◆ INSTRUCTIONS FOR THE TASK
Output the data below in full, byte for byte. Nothing may differ.

◆ DATA TO PROCESS
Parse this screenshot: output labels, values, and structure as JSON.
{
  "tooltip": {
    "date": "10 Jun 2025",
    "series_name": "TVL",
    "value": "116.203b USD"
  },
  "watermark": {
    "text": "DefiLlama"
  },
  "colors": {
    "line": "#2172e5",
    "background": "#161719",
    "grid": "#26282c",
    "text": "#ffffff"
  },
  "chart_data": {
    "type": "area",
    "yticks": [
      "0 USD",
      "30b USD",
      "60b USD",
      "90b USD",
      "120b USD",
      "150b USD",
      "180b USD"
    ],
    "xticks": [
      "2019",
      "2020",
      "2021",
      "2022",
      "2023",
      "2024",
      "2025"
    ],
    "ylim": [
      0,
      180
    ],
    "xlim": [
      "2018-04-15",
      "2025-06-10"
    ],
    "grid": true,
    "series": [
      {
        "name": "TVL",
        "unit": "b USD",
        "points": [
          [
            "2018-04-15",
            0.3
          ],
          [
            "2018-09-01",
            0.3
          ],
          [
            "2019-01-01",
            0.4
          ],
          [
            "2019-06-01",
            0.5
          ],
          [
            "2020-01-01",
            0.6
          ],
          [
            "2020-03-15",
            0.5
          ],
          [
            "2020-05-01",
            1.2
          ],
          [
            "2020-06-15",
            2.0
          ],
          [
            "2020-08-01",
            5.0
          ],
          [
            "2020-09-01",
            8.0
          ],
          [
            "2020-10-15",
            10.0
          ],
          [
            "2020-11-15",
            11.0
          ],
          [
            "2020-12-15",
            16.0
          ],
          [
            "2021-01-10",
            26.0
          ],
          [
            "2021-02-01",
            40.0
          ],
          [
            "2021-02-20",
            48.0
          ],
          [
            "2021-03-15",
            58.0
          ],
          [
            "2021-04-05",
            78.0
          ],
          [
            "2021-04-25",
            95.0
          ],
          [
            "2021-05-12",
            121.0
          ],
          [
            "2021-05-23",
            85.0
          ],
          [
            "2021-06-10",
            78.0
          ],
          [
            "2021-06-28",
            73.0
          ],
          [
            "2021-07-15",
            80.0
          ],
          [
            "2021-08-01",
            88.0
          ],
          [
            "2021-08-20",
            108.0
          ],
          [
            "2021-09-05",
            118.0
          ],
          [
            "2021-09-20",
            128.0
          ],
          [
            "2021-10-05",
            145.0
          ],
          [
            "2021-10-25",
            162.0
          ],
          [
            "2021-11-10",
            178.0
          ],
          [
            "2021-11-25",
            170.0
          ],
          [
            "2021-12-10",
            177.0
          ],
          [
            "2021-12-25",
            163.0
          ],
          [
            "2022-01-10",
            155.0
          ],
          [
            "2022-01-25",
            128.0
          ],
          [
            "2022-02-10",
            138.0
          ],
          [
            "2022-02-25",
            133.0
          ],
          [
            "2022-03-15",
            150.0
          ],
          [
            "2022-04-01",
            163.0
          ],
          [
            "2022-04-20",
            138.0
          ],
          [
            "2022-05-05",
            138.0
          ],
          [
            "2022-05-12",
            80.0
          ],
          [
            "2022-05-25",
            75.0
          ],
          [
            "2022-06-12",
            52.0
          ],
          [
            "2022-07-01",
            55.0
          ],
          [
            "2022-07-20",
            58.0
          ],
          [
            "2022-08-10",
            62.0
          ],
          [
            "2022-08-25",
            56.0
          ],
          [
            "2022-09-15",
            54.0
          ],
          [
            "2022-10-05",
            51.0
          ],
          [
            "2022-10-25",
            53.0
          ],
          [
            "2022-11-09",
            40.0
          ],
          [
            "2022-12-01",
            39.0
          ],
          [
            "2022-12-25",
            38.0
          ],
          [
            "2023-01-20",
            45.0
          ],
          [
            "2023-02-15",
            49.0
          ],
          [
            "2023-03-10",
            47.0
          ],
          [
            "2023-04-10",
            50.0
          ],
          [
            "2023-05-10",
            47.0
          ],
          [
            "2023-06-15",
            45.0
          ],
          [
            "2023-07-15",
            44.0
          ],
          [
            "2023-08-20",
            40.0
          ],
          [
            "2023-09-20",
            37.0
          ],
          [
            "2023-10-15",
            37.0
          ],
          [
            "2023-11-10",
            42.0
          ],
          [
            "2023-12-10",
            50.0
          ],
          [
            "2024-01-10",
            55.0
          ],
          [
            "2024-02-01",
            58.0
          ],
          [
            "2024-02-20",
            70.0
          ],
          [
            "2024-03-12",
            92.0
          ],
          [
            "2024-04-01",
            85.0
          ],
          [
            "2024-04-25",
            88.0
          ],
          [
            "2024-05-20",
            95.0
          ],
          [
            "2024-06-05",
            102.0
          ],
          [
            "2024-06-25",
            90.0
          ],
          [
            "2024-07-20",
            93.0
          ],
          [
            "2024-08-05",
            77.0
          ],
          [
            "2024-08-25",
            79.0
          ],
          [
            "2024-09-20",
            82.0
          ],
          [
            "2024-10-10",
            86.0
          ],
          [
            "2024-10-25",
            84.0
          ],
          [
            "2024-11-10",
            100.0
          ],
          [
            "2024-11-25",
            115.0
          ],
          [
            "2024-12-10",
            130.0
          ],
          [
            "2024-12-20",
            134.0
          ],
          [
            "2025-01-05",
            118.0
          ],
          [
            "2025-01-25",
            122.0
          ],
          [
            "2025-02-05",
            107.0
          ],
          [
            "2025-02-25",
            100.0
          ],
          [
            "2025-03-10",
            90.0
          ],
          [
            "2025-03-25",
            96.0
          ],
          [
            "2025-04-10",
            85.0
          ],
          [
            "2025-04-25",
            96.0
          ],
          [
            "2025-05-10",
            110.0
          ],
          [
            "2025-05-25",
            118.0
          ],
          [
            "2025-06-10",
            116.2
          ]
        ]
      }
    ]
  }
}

◆ SOLUTION TO THE EXERCISE
Parse this screenshot: output labels, values, and structure as JSON.
{
  "tooltip": {
    "date": "10 Jun 2025",
    "series_name": "TVL",
    "value": "116.203b USD"
  },
  "watermark": {
    "text": "DefiLlama"
  },
  "colors": {
    "line": "#2172e5",
    "background": "#161719",
    "grid": "#26282c",
    "text": "#ffffff"
  },
  "chart_data": {
    "type": "area",
    "yticks": [
      "0 USD",
      "30b USD",
      "60b USD",
      "90b USD",
      "120b USD",
      "150b USD",
      "180b USD"
    ],
    "xticks": [
      "2019",
      "2020",
      "2021",
      "2022",
      "2023",
      "2024",
      "2025"
    ],
    "ylim": [
      0,
      180
    ],
    "xlim": [
      "2018-04-15",
      "2025-06-10"
    ],
    "grid": true,
    "series": [
      {
        "name": "TVL",
        "unit": "b USD",
        "points": [
          [
            "2018-04-15",
            0.3
          ],
          [
            "2018-09-01",
            0.3
          ],
          [
            "2019-01-01",
            0.4
          ],
          [
            "2019-06-01",
            0.5
          ],
          [
            "2020-01-01",
            0.6
          ],
          [
            "2020-03-15",
            0.5
          ],
          [
            "2020-05-01",
            1.2
          ],
          [
            "2020-06-15",
            2.0
          ],
          [
            "2020-08-01",
            5.0
          ],
          [
            "2020-09-01",
            8.0
          ],
          [
            "2020-10-15",
            10.0
          ],
          [
            "2020-11-15",
            11.0
          ],
          [
            "2020-12-15",
            16.0
          ],
          [
            "2021-01-10",
            26.0
          ],
          [
            "2021-02-01",
            40.0
          ],
          [
            "2021-02-20",
            48.0
          ],
          [
            "2021-03-15",
            58.0
          ],
          [
            "2021-04-05",
            78.0
          ],
          [
            "2021-04-25",
            95.0
          ],
          [
            "2021-05-12",
            121.0
          ],
          [
            "2021-05-23",
            85.0
          ],
          [
            "2021-06-10",
            78.0
          ],
          [
            "2021-06-28",
            73.0
          ],
          [
            "2021-07-15",
            80.0
          ],
          [
            "2021-08-01",
            88.0
          ],
          [
            "2021-08-20",
            108.0
          ],
          [
            "2021-09-05",
            118.0
          ],
          [
            "2021-09-20",
            128.0
          ],
          [
            "2021-10-05",
            145.0
          ],
          [
            "2021-10-25",
            162.0
          ],
          [
            "2021-11-10",
            178.0
          ],
          [
            "2021-11-25",
            170.0
          ],
          [
            "2021-12-10",
            177.0
          ],
          [
            "2021-12-25",
            163.0
          ],
          [
            "2022-01-10",
            155.0
          ],
          [
            "2022-01-25",
            128.0
          ],
          [
            "2022-02-10",
            138.0
          ],
          [
            "2022-02-25",
            133.0
          ],
          [
            "2022-03-15",
            150.0
          ],
          [
            "2022-04-01",
            163.0
          ],
          [
            "2022-04-20",
            138.0
          ],
          [
            "2022-05-05",
            138.0
          ],
          [
            "2022-05-12",
            80.0
          ],
          [
            "2022-05-25",
            75.0
          ],
          [
            "2022-06-12",
            52.0
          ],
          [
            "2022-07-01",
            55.0
          ],
          [
            "2022-07-20",
            58.0
          ],
          [
            "2022-08-10",
            62.0
          ],
          [
            "2022-08-25",
            56.0
          ],
          [
            "2022-09-15",
            54.0
          ],
          [
            "2022-10-05",
            51.0
          ],
          [
            "2022-10-25",
            53.0
          ],
          [
            "2022-11-09",
            40.0
          ],
          [
            "2022-12-01",
            39.0
          ],
          [
            "2022-12-25",
            38.0
          ],
          [
            "2023-01-20",
            45.0
          ],
          [
            "2023-02-15",
            49.0
          ],
          [
            "2023-03-10",
            47.0
          ],
          [
            "2023-04-10",
            50.0
          ],
          [
            "2023-05-10",
            47.0
          ],
          [
            "2023-06-15",
            45.0
          ],
          [
            "2023-07-15",
            44.0
          ],
          [
            "2023-08-20",
            40.0
          ],
          [
            "2023-09-20",
            37.0
          ],
          [
            "2023-10-15",
            37.0
          ],
          [
            "2023-11-10",
            42.0
          ],
          [
            "2023-12-10",
            50.0
          ],
          [
            "2024-01-10",
            55.0
          ],
          [
            "2024-02-01",
            58.0
          ],
          [
            "2024-02-20",
            70.0
          ],
          [
            "2024-03-12",
            92.0
          ],
          [
            "2024-04-01",
            85.0
          ],
          [
            "2024-04-25",
            88.0
          ],
          [
            "2024-05-20",
            95.0
          ],
          [
            "2024-06-05",
            102.0
          ],
          [
            "2024-06-25",
            90.0
          ],
          [
            "2024-07-20",
            93.0
          ],
          [
            "2024-08-05",
            77.0
          ],
          [
            "2024-08-25",
            79.0
          ],
          [
            "2024-09-20",
            82.0
          ],
          [
            "2024-10-10",
            86.0
          ],
          [
            "2024-10-25",
            84.0
          ],
          [
            "2024-11-10",
            100.0
          ],
          [
            "2024-11-25",
            115.0
          ],
          [
            "2024-12-10",
            130.0
          ],
          [
            "2024-12-20",
            134.0
          ],
          [
            "2025-01-05",
            118.0
          ],
          [
            "2025-01-25",
            122.0
          ],
          [
            "2025-02-05",
            107.0
          ],
          [
            "2025-02-25",
            100.0
          ],
          [
            "2025-03-10",
            90.0
          ],
          [
            "2025-03-25",
            96.0
          ],
          [
            "2025-04-10",
            85.0
          ],
          [
            "2025-04-25",
            96.0
          ],
          [
            "2025-05-10",
            110.0
          ],
          [
            "2025-05-25",
            118.0
          ],
          [
            "2025-06-10",
            116.2
          ]
        ]
      }
    ]
  }
}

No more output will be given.